Challenge →
Can you copy the material out word for word, from its first line up to and including the line that contains "- picture-icon: [169, 190, 187, 208]"?

Source records →
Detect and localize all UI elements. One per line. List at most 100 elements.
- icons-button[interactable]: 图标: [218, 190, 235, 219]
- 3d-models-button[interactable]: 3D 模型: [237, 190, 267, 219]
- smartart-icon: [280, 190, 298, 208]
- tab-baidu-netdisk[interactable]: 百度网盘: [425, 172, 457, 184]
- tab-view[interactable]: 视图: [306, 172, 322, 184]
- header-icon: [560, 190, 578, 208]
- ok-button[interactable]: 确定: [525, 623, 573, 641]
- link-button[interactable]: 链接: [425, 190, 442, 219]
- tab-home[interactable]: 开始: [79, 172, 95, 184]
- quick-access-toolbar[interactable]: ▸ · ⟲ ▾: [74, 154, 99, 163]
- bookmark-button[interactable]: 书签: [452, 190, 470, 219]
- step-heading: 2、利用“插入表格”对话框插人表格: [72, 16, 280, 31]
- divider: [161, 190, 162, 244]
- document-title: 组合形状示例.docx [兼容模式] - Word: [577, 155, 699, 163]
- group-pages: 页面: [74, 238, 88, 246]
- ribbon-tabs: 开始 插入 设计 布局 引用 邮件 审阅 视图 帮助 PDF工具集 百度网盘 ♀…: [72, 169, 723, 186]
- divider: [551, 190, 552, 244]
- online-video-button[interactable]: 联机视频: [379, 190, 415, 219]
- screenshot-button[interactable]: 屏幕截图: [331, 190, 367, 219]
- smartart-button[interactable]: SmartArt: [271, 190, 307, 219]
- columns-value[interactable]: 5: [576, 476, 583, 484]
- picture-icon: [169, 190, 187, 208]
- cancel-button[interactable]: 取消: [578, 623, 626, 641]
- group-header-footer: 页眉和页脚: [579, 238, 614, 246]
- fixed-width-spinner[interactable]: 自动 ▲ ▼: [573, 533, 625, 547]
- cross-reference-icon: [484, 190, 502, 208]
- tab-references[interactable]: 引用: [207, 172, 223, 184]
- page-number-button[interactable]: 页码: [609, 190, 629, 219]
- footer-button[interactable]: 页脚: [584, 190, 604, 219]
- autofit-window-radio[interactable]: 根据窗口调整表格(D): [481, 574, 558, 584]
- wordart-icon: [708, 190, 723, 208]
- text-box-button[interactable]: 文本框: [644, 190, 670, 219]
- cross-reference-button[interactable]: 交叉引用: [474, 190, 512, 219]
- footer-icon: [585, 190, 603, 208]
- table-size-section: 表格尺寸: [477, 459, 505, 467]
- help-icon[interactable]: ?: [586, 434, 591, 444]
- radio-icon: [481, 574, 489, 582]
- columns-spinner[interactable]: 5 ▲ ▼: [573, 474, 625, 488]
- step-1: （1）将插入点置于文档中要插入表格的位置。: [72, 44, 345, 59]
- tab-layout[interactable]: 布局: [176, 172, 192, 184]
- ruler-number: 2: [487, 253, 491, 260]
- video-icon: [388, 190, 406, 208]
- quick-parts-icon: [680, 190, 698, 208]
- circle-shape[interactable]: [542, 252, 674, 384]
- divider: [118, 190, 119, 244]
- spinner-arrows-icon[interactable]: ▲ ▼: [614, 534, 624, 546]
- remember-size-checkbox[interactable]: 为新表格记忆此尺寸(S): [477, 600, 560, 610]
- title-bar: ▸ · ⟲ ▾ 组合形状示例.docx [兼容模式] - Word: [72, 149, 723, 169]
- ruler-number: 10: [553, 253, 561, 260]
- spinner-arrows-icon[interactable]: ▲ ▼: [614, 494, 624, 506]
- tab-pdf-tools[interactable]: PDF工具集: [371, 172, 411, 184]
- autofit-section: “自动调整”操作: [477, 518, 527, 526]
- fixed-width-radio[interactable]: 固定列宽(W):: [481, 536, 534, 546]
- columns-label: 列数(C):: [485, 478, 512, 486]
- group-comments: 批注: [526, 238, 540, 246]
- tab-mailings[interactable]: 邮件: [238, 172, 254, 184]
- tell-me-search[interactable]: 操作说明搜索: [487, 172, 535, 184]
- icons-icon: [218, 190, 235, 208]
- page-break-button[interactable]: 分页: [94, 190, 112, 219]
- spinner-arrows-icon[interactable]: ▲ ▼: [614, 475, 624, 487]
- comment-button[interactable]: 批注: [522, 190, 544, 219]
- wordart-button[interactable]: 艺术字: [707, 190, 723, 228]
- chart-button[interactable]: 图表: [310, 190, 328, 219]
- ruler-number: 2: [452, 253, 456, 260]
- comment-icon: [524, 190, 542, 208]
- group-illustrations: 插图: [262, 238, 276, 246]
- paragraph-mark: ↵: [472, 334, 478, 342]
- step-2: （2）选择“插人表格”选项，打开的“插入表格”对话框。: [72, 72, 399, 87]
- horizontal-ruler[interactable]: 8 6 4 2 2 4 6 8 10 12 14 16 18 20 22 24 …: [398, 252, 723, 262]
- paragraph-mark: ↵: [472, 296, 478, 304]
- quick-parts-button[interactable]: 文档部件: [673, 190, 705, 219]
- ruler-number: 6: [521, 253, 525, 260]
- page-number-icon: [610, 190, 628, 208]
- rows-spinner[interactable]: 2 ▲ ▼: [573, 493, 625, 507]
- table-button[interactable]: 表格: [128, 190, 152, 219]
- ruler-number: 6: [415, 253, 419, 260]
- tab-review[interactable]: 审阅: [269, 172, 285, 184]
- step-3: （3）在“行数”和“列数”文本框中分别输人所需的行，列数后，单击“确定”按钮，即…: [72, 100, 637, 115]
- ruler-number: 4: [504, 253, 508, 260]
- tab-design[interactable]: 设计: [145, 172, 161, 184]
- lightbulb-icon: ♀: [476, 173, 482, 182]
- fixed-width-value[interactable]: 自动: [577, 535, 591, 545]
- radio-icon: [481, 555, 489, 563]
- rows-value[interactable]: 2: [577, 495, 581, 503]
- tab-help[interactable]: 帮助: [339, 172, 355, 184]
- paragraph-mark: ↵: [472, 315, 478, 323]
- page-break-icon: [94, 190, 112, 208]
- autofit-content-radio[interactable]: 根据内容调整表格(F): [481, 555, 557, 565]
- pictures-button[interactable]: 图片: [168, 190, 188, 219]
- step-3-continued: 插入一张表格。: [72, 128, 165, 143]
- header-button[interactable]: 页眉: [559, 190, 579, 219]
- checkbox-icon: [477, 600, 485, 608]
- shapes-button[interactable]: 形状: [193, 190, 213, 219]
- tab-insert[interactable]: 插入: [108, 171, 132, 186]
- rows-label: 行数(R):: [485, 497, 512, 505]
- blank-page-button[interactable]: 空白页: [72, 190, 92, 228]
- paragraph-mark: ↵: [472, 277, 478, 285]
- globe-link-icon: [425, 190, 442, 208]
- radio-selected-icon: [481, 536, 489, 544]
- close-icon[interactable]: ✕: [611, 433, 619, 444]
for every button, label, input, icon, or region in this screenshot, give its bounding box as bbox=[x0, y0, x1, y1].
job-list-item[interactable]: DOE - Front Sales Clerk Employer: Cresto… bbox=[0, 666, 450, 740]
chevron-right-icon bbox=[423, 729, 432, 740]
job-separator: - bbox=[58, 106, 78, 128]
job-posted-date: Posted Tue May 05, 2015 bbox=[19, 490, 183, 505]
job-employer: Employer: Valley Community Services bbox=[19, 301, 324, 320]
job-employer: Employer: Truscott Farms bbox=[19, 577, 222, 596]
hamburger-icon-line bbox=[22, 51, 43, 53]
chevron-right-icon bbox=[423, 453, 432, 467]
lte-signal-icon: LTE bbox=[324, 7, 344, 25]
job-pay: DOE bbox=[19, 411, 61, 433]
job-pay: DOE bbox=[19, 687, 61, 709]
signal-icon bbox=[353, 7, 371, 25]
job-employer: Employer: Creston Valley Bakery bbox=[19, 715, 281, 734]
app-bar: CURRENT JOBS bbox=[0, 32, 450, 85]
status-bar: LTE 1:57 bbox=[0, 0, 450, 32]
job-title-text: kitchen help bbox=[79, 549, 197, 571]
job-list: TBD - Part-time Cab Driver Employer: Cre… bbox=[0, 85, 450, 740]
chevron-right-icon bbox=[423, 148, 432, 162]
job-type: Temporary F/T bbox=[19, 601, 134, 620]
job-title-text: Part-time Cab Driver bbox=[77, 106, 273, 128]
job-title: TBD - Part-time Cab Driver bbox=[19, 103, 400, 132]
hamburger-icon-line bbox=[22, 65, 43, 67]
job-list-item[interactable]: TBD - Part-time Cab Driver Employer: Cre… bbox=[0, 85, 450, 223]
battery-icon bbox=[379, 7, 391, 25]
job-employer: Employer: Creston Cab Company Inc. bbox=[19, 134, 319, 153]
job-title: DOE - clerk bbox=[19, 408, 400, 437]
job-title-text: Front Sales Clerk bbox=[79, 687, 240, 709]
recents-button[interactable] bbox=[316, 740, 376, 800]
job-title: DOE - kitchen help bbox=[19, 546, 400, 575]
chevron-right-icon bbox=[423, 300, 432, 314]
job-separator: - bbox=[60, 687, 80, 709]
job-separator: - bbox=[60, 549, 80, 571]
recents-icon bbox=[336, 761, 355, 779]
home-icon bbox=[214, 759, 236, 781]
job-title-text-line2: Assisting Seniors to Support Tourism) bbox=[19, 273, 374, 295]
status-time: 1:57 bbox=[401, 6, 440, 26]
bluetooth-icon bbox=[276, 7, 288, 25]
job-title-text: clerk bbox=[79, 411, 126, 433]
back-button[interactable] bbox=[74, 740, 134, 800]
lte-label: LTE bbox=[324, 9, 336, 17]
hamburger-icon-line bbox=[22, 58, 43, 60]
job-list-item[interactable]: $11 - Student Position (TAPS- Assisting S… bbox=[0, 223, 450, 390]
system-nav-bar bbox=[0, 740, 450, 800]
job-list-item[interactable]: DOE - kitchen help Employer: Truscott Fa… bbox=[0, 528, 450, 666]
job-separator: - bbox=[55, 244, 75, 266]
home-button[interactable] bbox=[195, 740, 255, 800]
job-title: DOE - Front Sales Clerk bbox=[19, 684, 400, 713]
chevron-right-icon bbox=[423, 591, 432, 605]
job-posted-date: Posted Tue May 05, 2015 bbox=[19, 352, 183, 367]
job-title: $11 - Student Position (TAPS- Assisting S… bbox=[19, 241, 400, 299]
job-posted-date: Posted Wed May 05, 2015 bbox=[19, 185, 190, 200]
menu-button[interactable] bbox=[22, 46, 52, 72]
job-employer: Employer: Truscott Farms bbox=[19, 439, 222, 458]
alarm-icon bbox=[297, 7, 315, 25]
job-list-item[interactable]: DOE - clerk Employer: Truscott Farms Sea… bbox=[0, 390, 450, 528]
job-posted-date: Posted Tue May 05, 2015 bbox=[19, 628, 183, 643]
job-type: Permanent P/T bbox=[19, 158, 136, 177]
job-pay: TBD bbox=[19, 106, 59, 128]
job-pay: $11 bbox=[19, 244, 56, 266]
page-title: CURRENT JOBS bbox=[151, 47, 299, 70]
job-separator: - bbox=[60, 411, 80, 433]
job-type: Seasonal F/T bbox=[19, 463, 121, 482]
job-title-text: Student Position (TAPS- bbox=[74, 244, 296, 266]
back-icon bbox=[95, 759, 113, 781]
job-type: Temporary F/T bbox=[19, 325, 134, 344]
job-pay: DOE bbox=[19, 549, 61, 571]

Worked answer →
Detect and localize all UI elements. One per line. List at most 100 elements.
- icons-button[interactable]: 图标: [218, 190, 235, 219]
- 3d-models-button[interactable]: 3D 模型: [237, 190, 267, 219]
- smartart-icon: [280, 190, 298, 208]
- tab-baidu-netdisk[interactable]: 百度网盘: [425, 172, 457, 184]
- tab-view[interactable]: 视图: [306, 172, 322, 184]
- header-icon: [560, 190, 578, 208]
- ok-button[interactable]: 确定: [525, 623, 573, 641]
- link-button[interactable]: 链接: [425, 190, 442, 219]
- tab-home[interactable]: 开始: [79, 172, 95, 184]
- quick-access-toolbar[interactable]: ▸ · ⟲ ▾: [74, 154, 99, 163]
- bookmark-button[interactable]: 书签: [452, 190, 470, 219]
- step-heading: 2、利用“插入表格”对话框插人表格: [72, 16, 280, 31]
- divider: [161, 190, 162, 244]
- document-title: 组合形状示例.docx [兼容模式] - Word: [577, 155, 699, 163]
- group-pages: 页面: [74, 238, 88, 246]
- ribbon-tabs: 开始 插入 设计 布局 引用 邮件 审阅 视图 帮助 PDF工具集 百度网盘 ♀…: [72, 169, 723, 186]
- divider: [551, 190, 552, 244]
- online-video-button[interactable]: 联机视频: [379, 190, 415, 219]
- screenshot-button[interactable]: 屏幕截图: [331, 190, 367, 219]
- smartart-button[interactable]: SmartArt: [271, 190, 307, 219]
- columns-value[interactable]: 5: [576, 476, 583, 484]
- picture-icon: [169, 190, 187, 208]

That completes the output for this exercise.